- _WHAT THE TASK ASKS_:
Go through each line of the records below and count those with the word "into"; give only the total.

- _PROVIDED DATA_:

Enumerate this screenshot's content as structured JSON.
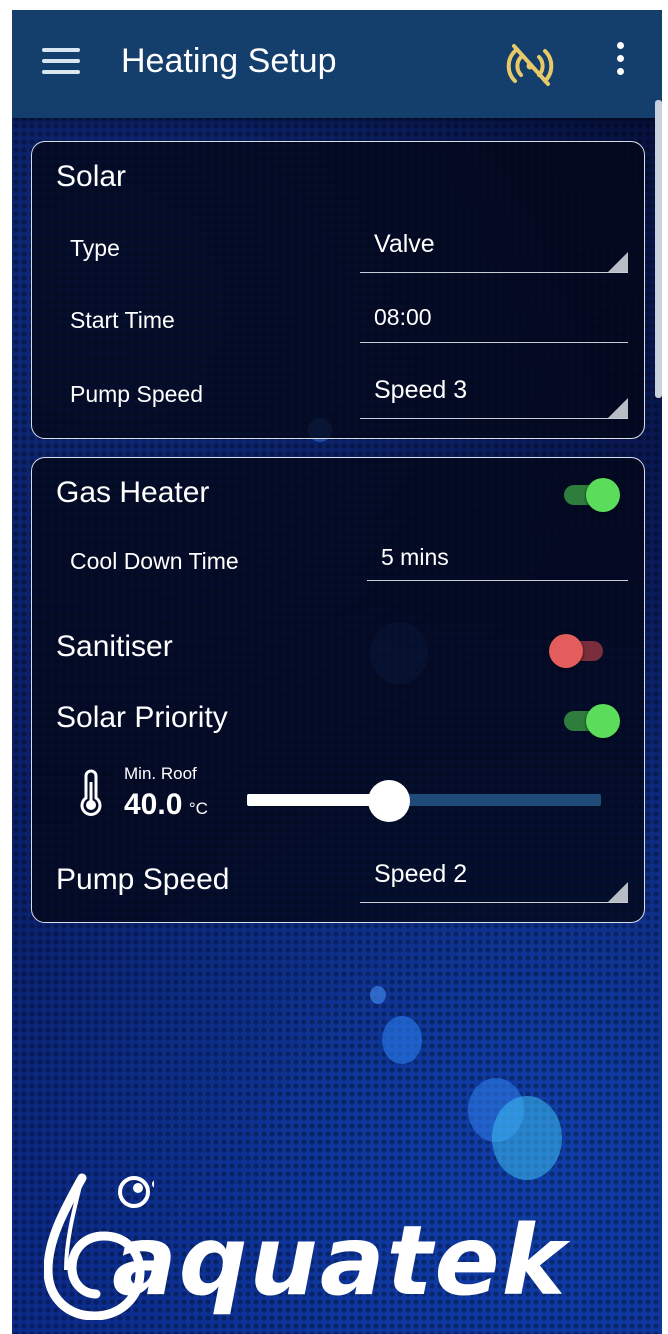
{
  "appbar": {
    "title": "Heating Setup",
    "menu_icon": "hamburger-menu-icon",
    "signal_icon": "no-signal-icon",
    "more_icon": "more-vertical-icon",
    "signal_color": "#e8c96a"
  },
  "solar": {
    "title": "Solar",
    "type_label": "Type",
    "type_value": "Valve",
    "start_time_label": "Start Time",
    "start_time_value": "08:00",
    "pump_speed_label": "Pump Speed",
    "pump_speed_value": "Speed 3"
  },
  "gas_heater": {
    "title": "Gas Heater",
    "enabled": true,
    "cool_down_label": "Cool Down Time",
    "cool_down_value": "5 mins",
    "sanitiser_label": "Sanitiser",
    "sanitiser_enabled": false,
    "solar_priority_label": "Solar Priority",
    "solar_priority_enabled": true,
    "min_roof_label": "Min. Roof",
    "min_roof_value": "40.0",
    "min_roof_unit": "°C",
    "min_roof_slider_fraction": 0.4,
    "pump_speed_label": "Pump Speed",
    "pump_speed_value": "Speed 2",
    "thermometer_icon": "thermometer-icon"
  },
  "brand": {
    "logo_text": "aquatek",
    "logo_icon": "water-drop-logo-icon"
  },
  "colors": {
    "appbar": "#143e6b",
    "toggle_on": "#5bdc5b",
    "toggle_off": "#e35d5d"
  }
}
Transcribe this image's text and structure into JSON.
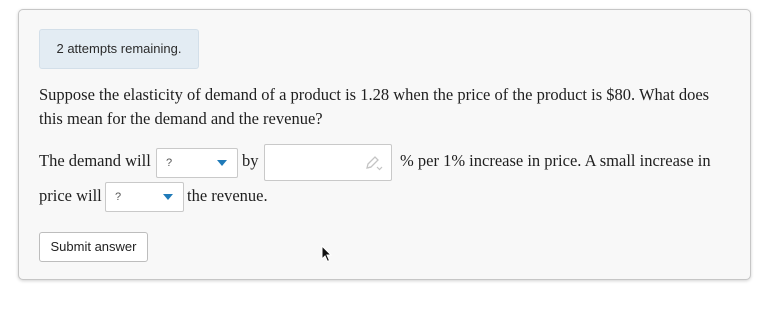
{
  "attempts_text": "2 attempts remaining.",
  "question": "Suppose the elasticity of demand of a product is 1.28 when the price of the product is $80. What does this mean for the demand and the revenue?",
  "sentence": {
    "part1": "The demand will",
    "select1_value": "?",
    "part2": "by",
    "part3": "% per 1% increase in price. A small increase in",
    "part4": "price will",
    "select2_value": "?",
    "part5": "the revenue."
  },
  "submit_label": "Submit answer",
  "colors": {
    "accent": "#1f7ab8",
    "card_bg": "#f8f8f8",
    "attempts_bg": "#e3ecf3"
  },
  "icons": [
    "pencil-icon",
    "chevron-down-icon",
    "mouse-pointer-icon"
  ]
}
==
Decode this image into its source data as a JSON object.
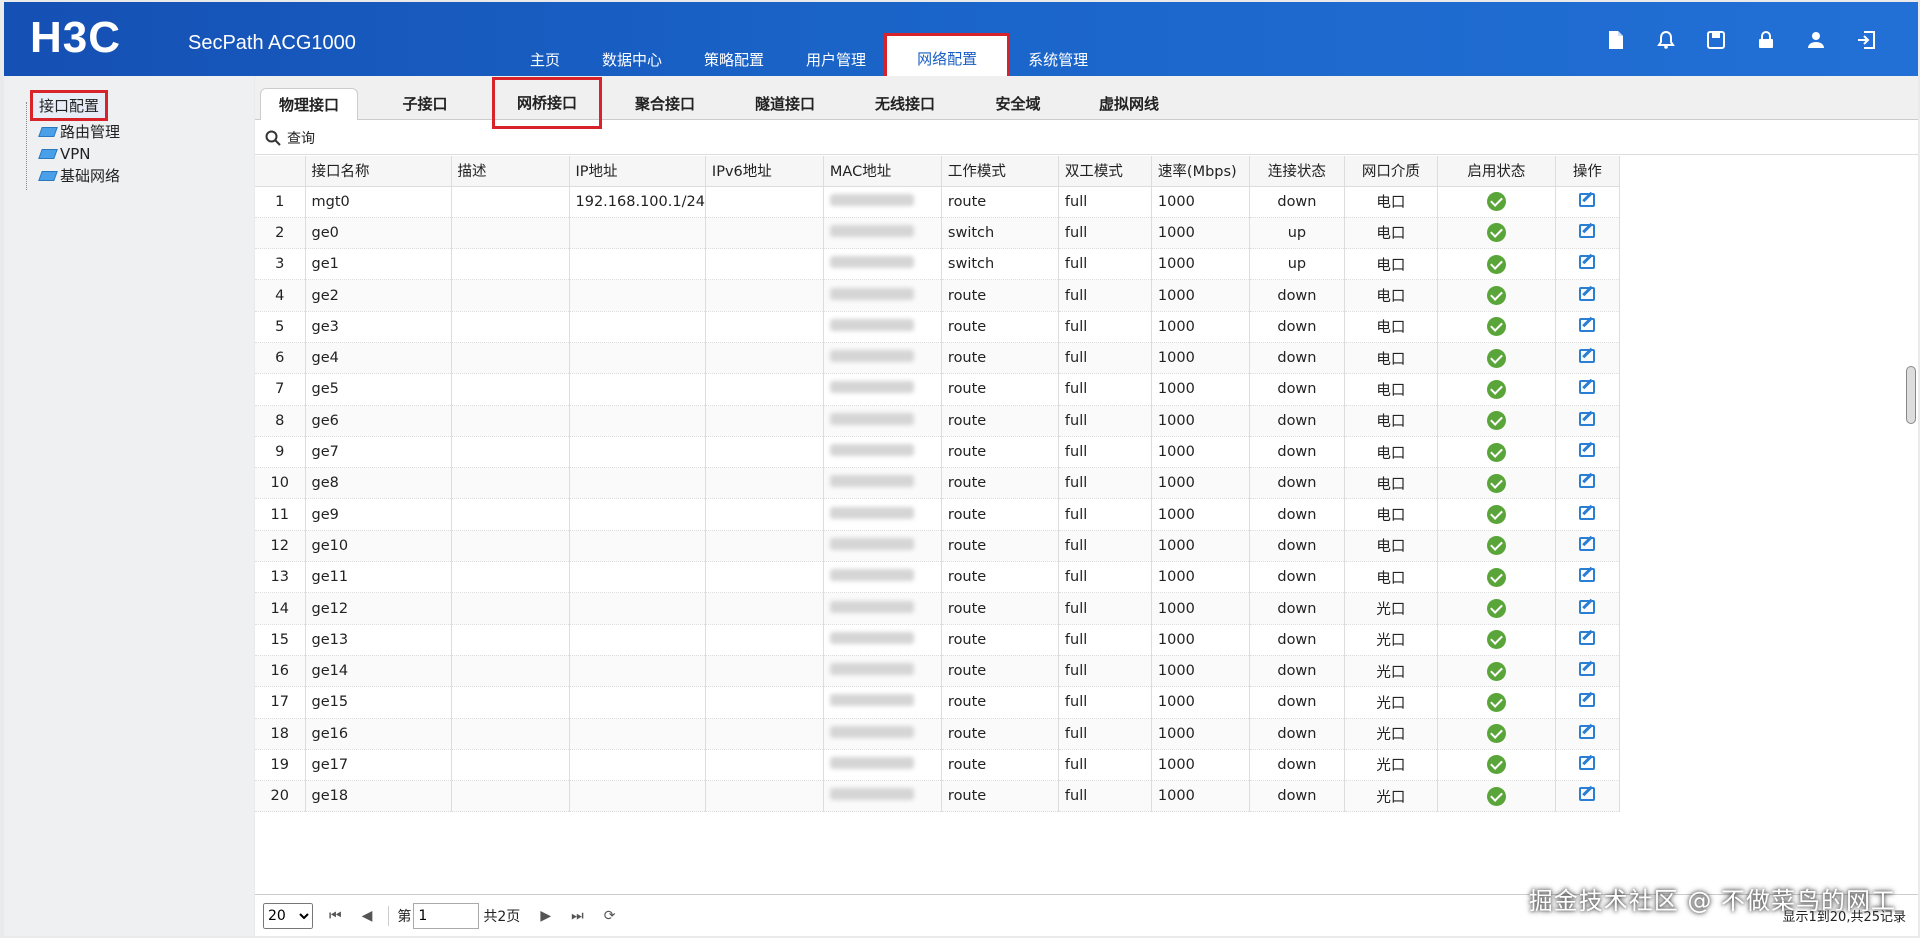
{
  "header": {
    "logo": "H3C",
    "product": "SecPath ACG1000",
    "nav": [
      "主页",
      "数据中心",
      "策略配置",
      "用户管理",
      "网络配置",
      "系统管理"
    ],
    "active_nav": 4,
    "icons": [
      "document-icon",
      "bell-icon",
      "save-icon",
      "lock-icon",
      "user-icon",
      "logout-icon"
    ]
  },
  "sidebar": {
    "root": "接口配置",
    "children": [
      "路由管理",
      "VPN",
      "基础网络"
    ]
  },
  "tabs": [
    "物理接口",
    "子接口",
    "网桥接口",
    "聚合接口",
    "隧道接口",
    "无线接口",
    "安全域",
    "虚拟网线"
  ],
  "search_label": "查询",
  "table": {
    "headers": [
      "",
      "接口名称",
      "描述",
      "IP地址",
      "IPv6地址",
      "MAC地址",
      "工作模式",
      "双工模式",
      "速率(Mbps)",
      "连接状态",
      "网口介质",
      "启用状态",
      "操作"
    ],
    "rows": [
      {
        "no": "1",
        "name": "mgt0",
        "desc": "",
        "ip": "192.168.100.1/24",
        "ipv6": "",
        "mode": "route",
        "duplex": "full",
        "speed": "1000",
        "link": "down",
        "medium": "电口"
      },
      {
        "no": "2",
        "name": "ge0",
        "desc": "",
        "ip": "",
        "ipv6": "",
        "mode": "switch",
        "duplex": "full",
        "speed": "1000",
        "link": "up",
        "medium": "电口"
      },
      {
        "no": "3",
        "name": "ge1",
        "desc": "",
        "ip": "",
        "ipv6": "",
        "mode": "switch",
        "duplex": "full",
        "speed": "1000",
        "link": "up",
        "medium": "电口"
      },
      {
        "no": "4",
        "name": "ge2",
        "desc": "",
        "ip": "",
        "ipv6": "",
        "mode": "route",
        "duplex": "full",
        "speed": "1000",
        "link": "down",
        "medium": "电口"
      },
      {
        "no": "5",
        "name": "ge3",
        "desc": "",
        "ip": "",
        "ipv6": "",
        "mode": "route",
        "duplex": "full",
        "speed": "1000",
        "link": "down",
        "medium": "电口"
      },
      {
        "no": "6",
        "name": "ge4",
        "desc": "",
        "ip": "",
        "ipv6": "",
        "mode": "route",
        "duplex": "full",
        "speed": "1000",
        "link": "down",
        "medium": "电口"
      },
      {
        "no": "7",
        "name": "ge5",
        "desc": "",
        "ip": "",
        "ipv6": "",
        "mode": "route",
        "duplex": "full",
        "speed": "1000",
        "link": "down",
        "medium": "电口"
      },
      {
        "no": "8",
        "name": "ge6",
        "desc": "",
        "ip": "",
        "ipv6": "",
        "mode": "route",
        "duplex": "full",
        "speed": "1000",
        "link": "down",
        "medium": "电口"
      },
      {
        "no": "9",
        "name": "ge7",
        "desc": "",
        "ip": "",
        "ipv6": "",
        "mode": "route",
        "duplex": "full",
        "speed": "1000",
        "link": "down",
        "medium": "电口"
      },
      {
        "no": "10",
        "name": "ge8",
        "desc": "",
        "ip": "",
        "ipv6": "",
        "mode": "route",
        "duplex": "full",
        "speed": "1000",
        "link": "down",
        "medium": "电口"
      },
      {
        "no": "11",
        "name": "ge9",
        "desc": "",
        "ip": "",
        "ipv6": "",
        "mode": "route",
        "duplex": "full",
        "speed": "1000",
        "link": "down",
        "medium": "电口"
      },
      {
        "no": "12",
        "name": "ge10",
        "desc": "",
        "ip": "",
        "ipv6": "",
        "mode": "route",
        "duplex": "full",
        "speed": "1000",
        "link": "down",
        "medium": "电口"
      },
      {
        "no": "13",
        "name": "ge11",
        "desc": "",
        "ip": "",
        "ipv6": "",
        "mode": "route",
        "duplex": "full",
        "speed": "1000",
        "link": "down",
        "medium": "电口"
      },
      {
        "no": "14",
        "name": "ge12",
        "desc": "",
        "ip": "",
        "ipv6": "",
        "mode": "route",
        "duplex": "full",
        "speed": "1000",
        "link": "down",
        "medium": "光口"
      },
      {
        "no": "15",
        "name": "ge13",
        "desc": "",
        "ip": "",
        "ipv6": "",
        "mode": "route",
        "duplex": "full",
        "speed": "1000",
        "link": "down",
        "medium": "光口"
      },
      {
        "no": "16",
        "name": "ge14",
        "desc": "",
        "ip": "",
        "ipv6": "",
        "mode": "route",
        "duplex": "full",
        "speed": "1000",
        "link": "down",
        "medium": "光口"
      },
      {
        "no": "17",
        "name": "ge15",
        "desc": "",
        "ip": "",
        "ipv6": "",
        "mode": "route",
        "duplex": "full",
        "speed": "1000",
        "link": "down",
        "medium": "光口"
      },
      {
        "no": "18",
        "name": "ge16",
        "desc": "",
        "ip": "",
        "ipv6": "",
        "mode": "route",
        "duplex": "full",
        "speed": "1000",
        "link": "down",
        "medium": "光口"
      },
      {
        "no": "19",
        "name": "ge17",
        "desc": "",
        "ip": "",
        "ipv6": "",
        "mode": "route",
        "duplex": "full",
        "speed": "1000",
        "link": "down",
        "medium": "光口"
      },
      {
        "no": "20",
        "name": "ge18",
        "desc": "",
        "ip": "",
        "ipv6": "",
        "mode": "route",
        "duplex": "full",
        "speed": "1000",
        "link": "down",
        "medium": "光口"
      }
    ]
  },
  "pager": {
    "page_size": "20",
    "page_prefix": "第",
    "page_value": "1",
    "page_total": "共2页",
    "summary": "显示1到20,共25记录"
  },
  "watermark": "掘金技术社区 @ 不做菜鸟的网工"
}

- _REPLY_:
2